*Data to use*.
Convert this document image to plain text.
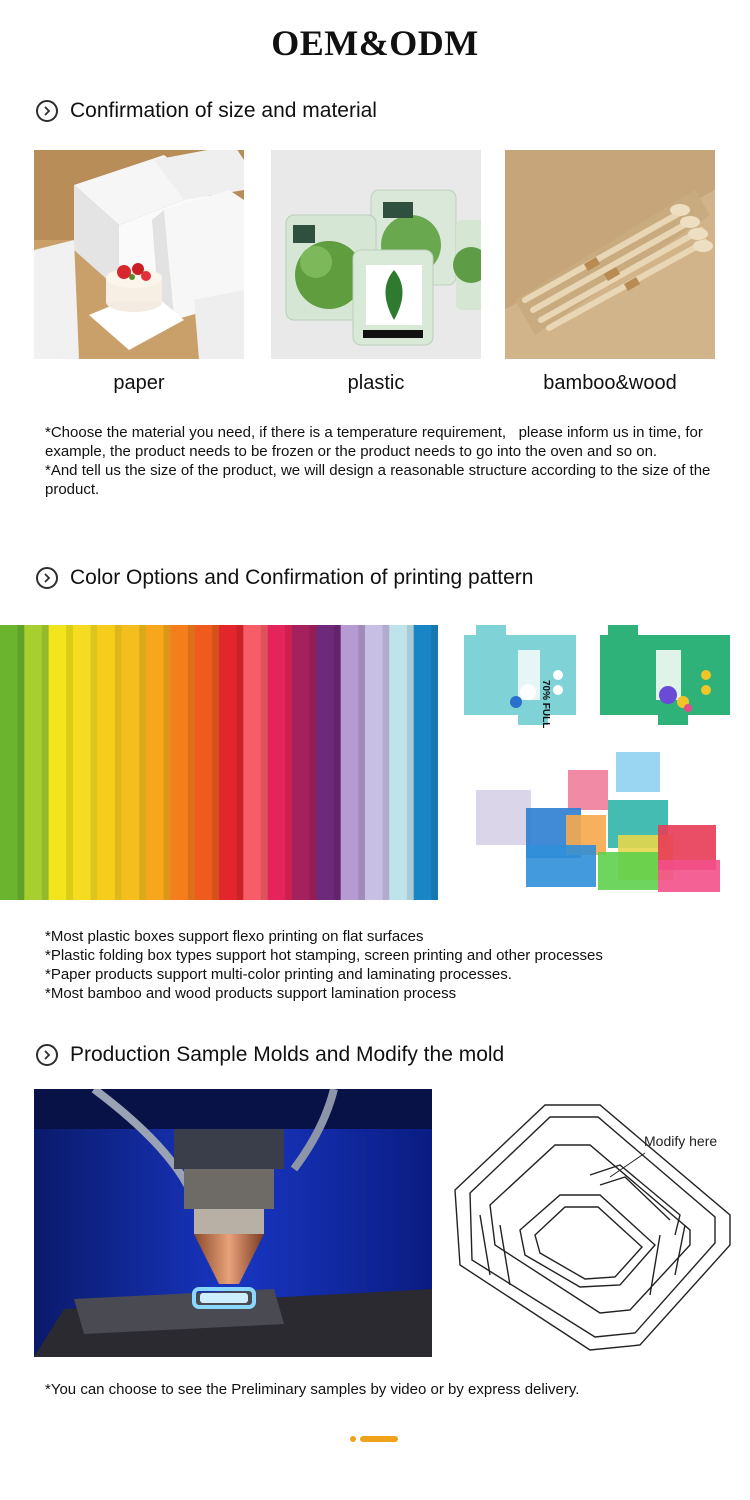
OEM&ODM
Confirmation of size and material
paper	plastic	bamboo&wood

*Choose the material you need, if there is a temperature requirement,   please inform us in time, for example, the product needs to be frozen or the product needs to go into the oven and so on.

*And tell us the size of the product, we will design a reasonable structure according to the size of the product.

Color Options and Confirmation of printing pattern
70% FULL

*Most plastic boxes support flexo printing on flat surfaces

*Plastic folding box types support hot stamping, screen printing and other processes

*Paper products support multi-color printing and laminating processes.

*Most bamboo and wood products support lamination process

Production Sample Molds and Modify the mold
Modify here
*You can choose to see the Preliminary samples by video or by express delivery.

*Given problem*.
Make an exact reproduction of the listing above, without any pictures.

*Answer to the problem*.
Convert this document image to plain text.
OEM&ODM
Confirmation of size and material
paper	plastic	bamboo&wood

*Choose the material you need, if there is a temperature requirement,   please inform us in time, for example, the product needs to be frozen or the product needs to go into the oven and so on.

*And tell us the size of the product, we will design a reasonable structure according to the size of the product.

Color Options and Confirmation of printing pattern
70% FULL

*Most plastic boxes support flexo printing on flat surfaces

*Plastic folding box types support hot stamping, screen printing and other processes

*Paper products support multi-color printing and laminating processes.

*Most bamboo and wood products support lamination process

Production Sample Molds and Modify the mold
Modify here
*You can choose to see the Preliminary samples by video or by express delivery.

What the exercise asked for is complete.